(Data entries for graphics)

□ □ □ □ □

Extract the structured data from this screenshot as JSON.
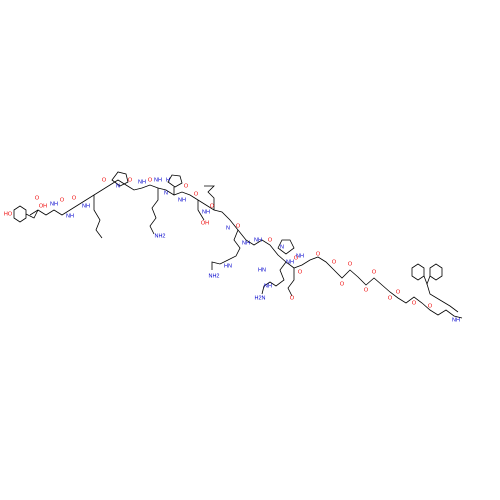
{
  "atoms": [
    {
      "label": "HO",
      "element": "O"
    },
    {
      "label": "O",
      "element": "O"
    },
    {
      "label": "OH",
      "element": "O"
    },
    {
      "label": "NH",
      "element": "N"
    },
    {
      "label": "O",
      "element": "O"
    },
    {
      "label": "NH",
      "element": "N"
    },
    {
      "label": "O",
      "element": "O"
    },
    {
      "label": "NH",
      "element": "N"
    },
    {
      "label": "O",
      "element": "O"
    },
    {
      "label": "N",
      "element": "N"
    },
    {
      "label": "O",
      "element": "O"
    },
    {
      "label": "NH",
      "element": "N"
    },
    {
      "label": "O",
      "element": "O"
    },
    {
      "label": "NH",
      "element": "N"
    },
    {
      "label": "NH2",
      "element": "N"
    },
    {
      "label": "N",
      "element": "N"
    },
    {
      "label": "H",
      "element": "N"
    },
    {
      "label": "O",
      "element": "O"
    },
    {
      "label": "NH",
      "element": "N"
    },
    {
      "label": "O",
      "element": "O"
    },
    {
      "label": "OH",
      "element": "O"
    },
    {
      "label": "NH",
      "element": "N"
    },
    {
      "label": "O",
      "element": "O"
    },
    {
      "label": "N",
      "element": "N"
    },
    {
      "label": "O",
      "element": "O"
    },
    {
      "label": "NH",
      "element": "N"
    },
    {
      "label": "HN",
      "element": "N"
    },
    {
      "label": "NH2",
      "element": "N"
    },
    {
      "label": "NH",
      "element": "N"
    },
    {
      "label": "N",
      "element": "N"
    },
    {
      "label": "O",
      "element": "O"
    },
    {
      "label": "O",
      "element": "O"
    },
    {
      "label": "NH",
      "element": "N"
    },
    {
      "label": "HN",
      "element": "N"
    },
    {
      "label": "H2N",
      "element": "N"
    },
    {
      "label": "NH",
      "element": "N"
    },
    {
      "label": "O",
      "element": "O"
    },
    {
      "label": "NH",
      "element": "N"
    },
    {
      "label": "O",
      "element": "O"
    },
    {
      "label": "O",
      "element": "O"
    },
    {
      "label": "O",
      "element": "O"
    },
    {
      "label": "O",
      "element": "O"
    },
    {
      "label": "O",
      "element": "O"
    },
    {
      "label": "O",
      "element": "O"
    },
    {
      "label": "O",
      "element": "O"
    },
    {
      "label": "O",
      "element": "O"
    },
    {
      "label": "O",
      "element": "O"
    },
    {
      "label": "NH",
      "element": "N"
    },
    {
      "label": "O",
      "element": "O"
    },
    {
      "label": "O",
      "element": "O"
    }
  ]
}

□ □ □ □ □

#### WHAT THE EXERCISE ASKS
Each record above should be copied character for character, with pictures dropped.

#### ANSWER TO THE EXERCISE
Extract the structured data from this screenshot as JSON.
{
  "atoms": [
    {
      "label": "HO",
      "element": "O"
    },
    {
      "label": "O",
      "element": "O"
    },
    {
      "label": "OH",
      "element": "O"
    },
    {
      "label": "NH",
      "element": "N"
    },
    {
      "label": "O",
      "element": "O"
    },
    {
      "label": "NH",
      "element": "N"
    },
    {
      "label": "O",
      "element": "O"
    },
    {
      "label": "NH",
      "element": "N"
    },
    {
      "label": "O",
      "element": "O"
    },
    {
      "label": "N",
      "element": "N"
    },
    {
      "label": "O",
      "element": "O"
    },
    {
      "label": "NH",
      "element": "N"
    },
    {
      "label": "O",
      "element": "O"
    },
    {
      "label": "NH",
      "element": "N"
    },
    {
      "label": "NH2",
      "element": "N"
    },
    {
      "label": "N",
      "element": "N"
    },
    {
      "label": "H",
      "element": "N"
    },
    {
      "label": "O",
      "element": "O"
    },
    {
      "label": "NH",
      "element": "N"
    },
    {
      "label": "O",
      "element": "O"
    },
    {
      "label": "OH",
      "element": "O"
    },
    {
      "label": "NH",
      "element": "N"
    },
    {
      "label": "O",
      "element": "O"
    },
    {
      "label": "N",
      "element": "N"
    },
    {
      "label": "O",
      "element": "O"
    },
    {
      "label": "NH",
      "element": "N"
    },
    {
      "label": "HN",
      "element": "N"
    },
    {
      "label": "NH2",
      "element": "N"
    },
    {
      "label": "NH",
      "element": "N"
    },
    {
      "label": "N",
      "element": "N"
    },
    {
      "label": "O",
      "element": "O"
    },
    {
      "label": "O",
      "element": "O"
    },
    {
      "label": "NH",
      "element": "N"
    },
    {
      "label": "HN",
      "element": "N"
    },
    {
      "label": "H2N",
      "element": "N"
    },
    {
      "label": "NH",
      "element": "N"
    },
    {
      "label": "O",
      "element": "O"
    },
    {
      "label": "NH",
      "element": "N"
    },
    {
      "label": "O",
      "element": "O"
    },
    {
      "label": "O",
      "element": "O"
    },
    {
      "label": "O",
      "element": "O"
    },
    {
      "label": "O",
      "element": "O"
    },
    {
      "label": "O",
      "element": "O"
    },
    {
      "label": "O",
      "element": "O"
    },
    {
      "label": "O",
      "element": "O"
    },
    {
      "label": "O",
      "element": "O"
    },
    {
      "label": "O",
      "element": "O"
    },
    {
      "label": "NH",
      "element": "N"
    },
    {
      "label": "O",
      "element": "O"
    },
    {
      "label": "O",
      "element": "O"
    }
  ]
}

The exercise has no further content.